▸ **Short exercise**
Take the material below and write it all out again exactly.
═══ Listed records ═══
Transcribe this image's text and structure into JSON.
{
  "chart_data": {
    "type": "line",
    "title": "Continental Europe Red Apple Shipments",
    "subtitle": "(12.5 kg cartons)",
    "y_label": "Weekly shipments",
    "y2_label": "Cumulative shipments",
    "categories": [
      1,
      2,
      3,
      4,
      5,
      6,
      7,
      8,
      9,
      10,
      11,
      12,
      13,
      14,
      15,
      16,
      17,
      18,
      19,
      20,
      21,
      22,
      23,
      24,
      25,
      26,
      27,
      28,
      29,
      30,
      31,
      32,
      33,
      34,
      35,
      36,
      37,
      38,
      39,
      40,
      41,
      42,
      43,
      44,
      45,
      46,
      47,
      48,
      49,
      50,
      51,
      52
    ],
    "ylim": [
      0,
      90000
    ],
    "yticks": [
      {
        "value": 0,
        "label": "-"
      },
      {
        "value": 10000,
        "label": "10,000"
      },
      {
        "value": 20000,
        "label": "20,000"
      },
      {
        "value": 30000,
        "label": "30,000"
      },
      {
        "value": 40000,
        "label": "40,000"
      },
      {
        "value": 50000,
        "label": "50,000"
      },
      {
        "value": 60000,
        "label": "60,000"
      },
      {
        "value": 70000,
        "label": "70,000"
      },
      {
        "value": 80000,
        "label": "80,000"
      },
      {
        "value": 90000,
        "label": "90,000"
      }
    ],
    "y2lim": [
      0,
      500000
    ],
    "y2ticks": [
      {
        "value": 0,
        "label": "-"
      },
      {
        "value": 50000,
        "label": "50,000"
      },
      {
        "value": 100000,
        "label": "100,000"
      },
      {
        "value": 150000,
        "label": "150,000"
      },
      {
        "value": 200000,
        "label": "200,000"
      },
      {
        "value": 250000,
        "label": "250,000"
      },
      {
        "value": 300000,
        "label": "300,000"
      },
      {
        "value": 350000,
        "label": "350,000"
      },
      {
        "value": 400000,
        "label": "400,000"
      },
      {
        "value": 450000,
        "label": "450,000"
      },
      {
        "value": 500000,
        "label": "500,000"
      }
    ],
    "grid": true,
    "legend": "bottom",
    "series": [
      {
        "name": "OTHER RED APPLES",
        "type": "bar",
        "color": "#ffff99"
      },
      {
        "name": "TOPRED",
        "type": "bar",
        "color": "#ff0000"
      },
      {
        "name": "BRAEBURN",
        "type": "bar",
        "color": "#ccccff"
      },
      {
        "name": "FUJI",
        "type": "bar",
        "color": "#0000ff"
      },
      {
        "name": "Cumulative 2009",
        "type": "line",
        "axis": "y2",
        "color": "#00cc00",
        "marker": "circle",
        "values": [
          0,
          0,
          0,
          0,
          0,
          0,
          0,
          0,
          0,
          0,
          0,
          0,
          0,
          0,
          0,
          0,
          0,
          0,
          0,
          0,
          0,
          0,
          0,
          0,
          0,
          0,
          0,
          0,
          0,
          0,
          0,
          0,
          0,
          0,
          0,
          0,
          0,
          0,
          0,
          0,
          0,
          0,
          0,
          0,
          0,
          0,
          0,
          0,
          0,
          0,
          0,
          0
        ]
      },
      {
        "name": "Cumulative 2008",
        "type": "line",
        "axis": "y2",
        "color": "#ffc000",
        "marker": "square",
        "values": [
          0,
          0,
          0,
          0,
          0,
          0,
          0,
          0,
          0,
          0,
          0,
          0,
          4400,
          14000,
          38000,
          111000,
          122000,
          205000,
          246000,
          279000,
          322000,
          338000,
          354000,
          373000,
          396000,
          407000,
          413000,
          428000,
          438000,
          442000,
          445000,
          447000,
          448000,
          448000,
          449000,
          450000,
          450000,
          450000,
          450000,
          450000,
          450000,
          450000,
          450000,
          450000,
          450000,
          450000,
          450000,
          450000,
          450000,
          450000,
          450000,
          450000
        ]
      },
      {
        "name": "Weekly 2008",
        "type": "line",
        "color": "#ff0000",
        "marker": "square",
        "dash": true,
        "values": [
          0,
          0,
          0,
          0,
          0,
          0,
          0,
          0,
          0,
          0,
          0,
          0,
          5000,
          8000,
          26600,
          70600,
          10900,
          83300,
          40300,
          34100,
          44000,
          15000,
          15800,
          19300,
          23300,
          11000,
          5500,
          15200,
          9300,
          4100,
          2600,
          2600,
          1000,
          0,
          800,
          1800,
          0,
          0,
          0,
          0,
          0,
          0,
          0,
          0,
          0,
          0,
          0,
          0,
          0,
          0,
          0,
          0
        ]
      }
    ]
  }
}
═══
▸ **Task output**
Transcribe this image's text and structure into JSON.
{
  "chart_data": {
    "type": "line",
    "title": "Continental Europe Red Apple Shipments",
    "subtitle": "(12.5 kg cartons)",
    "y_label": "Weekly shipments",
    "y2_label": "Cumulative shipments",
    "categories": [
      1,
      2,
      3,
      4,
      5,
      6,
      7,
      8,
      9,
      10,
      11,
      12,
      13,
      14,
      15,
      16,
      17,
      18,
      19,
      20,
      21,
      22,
      23,
      24,
      25,
      26,
      27,
      28,
      29,
      30,
      31,
      32,
      33,
      34,
      35,
      36,
      37,
      38,
      39,
      40,
      41,
      42,
      43,
      44,
      45,
      46,
      47,
      48,
      49,
      50,
      51,
      52
    ],
    "ylim": [
      0,
      90000
    ],
    "yticks": [
      {
        "value": 0,
        "label": "-"
      },
      {
        "value": 10000,
        "label": "10,000"
      },
      {
        "value": 20000,
        "label": "20,000"
      },
      {
        "value": 30000,
        "label": "30,000"
      },
      {
        "value": 40000,
        "label": "40,000"
      },
      {
        "value": 50000,
        "label": "50,000"
      },
      {
        "value": 60000,
        "label": "60,000"
      },
      {
        "value": 70000,
        "label": "70,000"
      },
      {
        "value": 80000,
        "label": "80,000"
      },
      {
        "value": 90000,
        "label": "90,000"
      }
    ],
    "y2lim": [
      0,
      500000
    ],
    "y2ticks": [
      {
        "value": 0,
        "label": "-"
      },
      {
        "value": 50000,
        "label": "50,000"
      },
      {
        "value": 100000,
        "label": "100,000"
      },
      {
        "value": 150000,
        "label": "150,000"
      },
      {
        "value": 200000,
        "label": "200,000"
      },
      {
        "value": 250000,
        "label": "250,000"
      },
      {
        "value": 300000,
        "label": "300,000"
      },
      {
        "value": 350000,
        "label": "350,000"
      },
      {
        "value": 400000,
        "label": "400,000"
      },
      {
        "value": 450000,
        "label": "450,000"
      },
      {
        "value": 500000,
        "label": "500,000"
      }
    ],
    "grid": true,
    "legend": "bottom",
    "series": [
      {
        "name": "OTHER RED APPLES",
        "type": "bar",
        "color": "#ffff99"
      },
      {
        "name": "TOPRED",
        "type": "bar",
        "color": "#ff0000"
      },
      {
        "name": "BRAEBURN",
        "type": "bar",
        "color": "#ccccff"
      },
      {
        "name": "FUJI",
        "type": "bar",
        "color": "#0000ff"
      },
      {
        "name": "Cumulative 2009",
        "type": "line",
        "axis": "y2",
        "color": "#00cc00",
        "marker": "circle",
        "values": [
          0,
          0,
          0,
          0,
          0,
          0,
          0,
          0,
          0,
          0,
          0,
          0,
          0,
          0,
          0,
          0,
          0,
          0,
          0,
          0,
          0,
          0,
          0,
          0,
          0,
          0,
          0,
          0,
          0,
          0,
          0,
          0,
          0,
          0,
          0,
          0,
          0,
          0,
          0,
          0,
          0,
          0,
          0,
          0,
          0,
          0,
          0,
          0,
          0,
          0,
          0,
          0
        ]
      },
      {
        "name": "Cumulative 2008",
        "type": "line",
        "axis": "y2",
        "color": "#ffc000",
        "marker": "square",
        "values": [
          0,
          0,
          0,
          0,
          0,
          0,
          0,
          0,
          0,
          0,
          0,
          0,
          4400,
          14000,
          38000,
          111000,
          122000,
          205000,
          246000,
          279000,
          322000,
          338000,
          354000,
          373000,
          396000,
          407000,
          413000,
          428000,
          438000,
          442000,
          445000,
          447000,
          448000,
          448000,
          449000,
          450000,
          450000,
          450000,
          450000,
          450000,
          450000,
          450000,
          450000,
          450000,
          450000,
          450000,
          450000,
          450000,
          450000,
          450000,
          450000,
          450000
        ]
      },
      {
        "name": "Weekly 2008",
        "type": "line",
        "color": "#ff0000",
        "marker": "square",
        "dash": true,
        "values": [
          0,
          0,
          0,
          0,
          0,
          0,
          0,
          0,
          0,
          0,
          0,
          0,
          5000,
          8000,
          26600,
          70600,
          10900,
          83300,
          40300,
          34100,
          44000,
          15000,
          15800,
          19300,
          23300,
          11000,
          5500,
          15200,
          9300,
          4100,
          2600,
          2600,
          1000,
          0,
          800,
          1800,
          0,
          0,
          0,
          0,
          0,
          0,
          0,
          0,
          0,
          0,
          0,
          0,
          0,
          0,
          0,
          0
        ]
      }
    ]
  }
}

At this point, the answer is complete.